__EXERCISE GOAL__. Extract every line of the material that holds the string "Uttar".

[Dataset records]

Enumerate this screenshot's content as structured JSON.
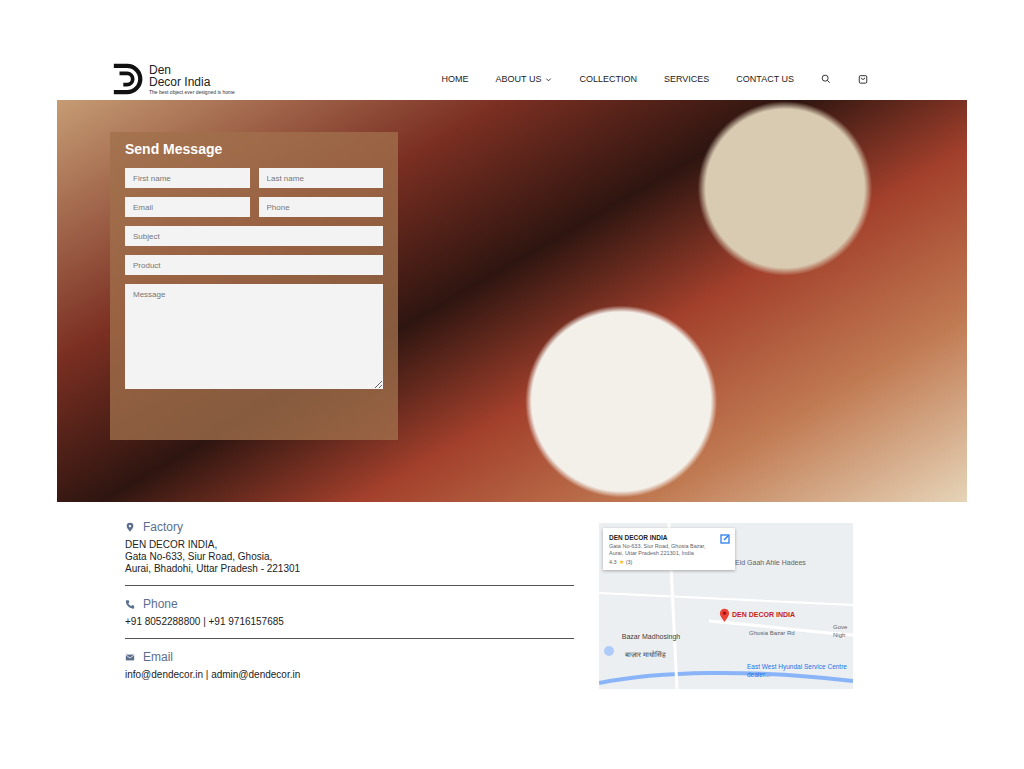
{
  "header": {
    "logo": {
      "line1": "Den",
      "line2": "Decor India",
      "tagline": "The best object ever designed is home"
    },
    "nav": [
      {
        "label": "HOME",
        "dropdown": false
      },
      {
        "label": "ABOUT US",
        "dropdown": true
      },
      {
        "label": "COLLECTION",
        "dropdown": false
      },
      {
        "label": "SERVICES",
        "dropdown": false
      },
      {
        "label": "CONTACT US",
        "dropdown": false
      }
    ]
  },
  "form": {
    "title": "Send Message",
    "rows": [
      [
        {
          "placeholder": "First name",
          "kind": "input"
        },
        {
          "placeholder": "Last name",
          "kind": "input"
        }
      ],
      [
        {
          "placeholder": "Email",
          "kind": "input"
        },
        {
          "placeholder": "Phone",
          "kind": "input"
        }
      ],
      [
        {
          "placeholder": "Subject",
          "kind": "input"
        }
      ],
      [
        {
          "placeholder": "Product",
          "kind": "input"
        }
      ],
      [
        {
          "placeholder": "Message",
          "kind": "textarea"
        }
      ]
    ]
  },
  "contact": [
    {
      "kind": "factory",
      "title": "Factory",
      "lines": [
        "DEN DECOR INDIA,",
        "Gata No-633, Siur Road, Ghosia,",
        "Aurai, Bhadohi, Uttar Pradesh - 221301"
      ]
    },
    {
      "kind": "phone",
      "title": "Phone",
      "lines": [
        "+91 8052288800 | +91 9716157685"
      ]
    },
    {
      "kind": "email",
      "title": "Email",
      "lines": [
        "info@dendecor.in | admin@dendecor.in"
      ]
    }
  ],
  "map": {
    "card": {
      "title": "DEN DECOR INDIA",
      "address": "Gata No-633, Siur Road, Ghosia Bazar, Aurai, Uttar Pradesh 221301, India",
      "rating": "4.3",
      "star": "★",
      "count": "(3)"
    },
    "labels": [
      {
        "text": "Eid Gaah Ahle Hadees",
        "color": "#5f6368"
      },
      {
        "text": "DEN DECOR INDIA",
        "color": "#c5221f"
      },
      {
        "text": "Ghosia Bazar Rd",
        "color": "#5f6368"
      },
      {
        "text": "Bazar Madhosingh",
        "color": "#3c4043"
      },
      {
        "text": "बाज़ार माधोसिंह",
        "color": "#3c4043"
      },
      {
        "text": "East West Hyundai Service Centre dealer...",
        "color": "#1a73e8"
      },
      {
        "text": "Gove Nigh",
        "color": "#5f6368"
      }
    ]
  }
}
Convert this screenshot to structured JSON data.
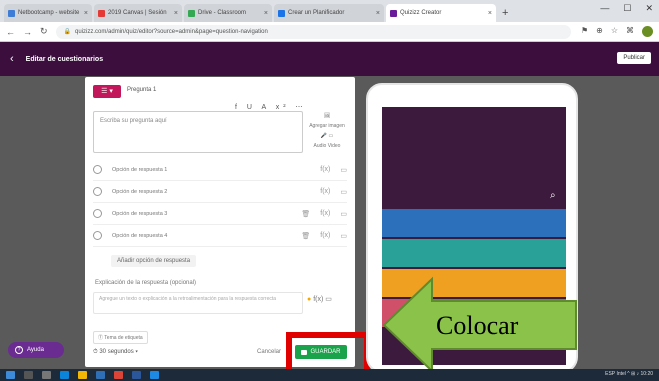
{
  "browser": {
    "tabs": [
      {
        "label": "Netbootcamp - website",
        "color": "#3d7dd8",
        "active": false
      },
      {
        "label": "2019 Canvas | Sesión",
        "color": "#e53935",
        "active": false
      },
      {
        "label": "Drive - Classroom",
        "color": "#34a853",
        "active": false
      },
      {
        "label": "Crear un Planificador",
        "color": "#1a73e8",
        "active": false
      },
      {
        "label": "Quizizz Creator",
        "color": "#6a1b9a",
        "active": true
      }
    ],
    "url": "quizizz.com/admin/quiz/editor?source=admin&page=question-navigation"
  },
  "app": {
    "back_icon": "arrow-left-icon",
    "title": "Editar de cuestionarios",
    "publish_label": "Publicar"
  },
  "editor": {
    "question_type": "☰ ▾",
    "question_label": "Pregunta 1",
    "format_tools": "f U A x² ⋯",
    "question_placeholder": "Escriba su pregunta aquí",
    "side_tools": [
      "Agregar imagen",
      "Audio",
      "Video"
    ],
    "answers": [
      {
        "text": "Opción de respuesta 1"
      },
      {
        "text": "Opción de respuesta 2"
      },
      {
        "text": "Opción de respuesta 3"
      },
      {
        "text": "Opción de respuesta 4"
      }
    ],
    "add_answer_label": "Añadir opción de respuesta",
    "feedback_label": "Explicación de la respuesta (opcional)",
    "feedback_placeholder": "Agregue un texto o explicación a la retroalimentación para la respuesta correcta",
    "hint_label": "Ⓣ Tema de etiqueta",
    "time_value": "⏱ 30 segundos ▾",
    "cancel_label": "Cancelar",
    "save_label": "GUARDAR"
  },
  "preview": {
    "stripe_colors": [
      "#2c6fbb",
      "#2aa198",
      "#f0a020",
      "#d0506a"
    ]
  },
  "annotation": {
    "arrow_color": "#8bc34a",
    "label": "Colocar"
  },
  "help_label": "Ayuda",
  "taskbar": {
    "tray_text": "ESP  Intel  ^  ⊞  ♪  10:20"
  }
}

__TASK SOLUTION__.
        "Aurai, Bhadohi, Uttar Pradesh - 221301"
      "address": "Gata No-633, Siur Road, Ghosia Bazar, Aurai, Uttar Pradesh 221301, India",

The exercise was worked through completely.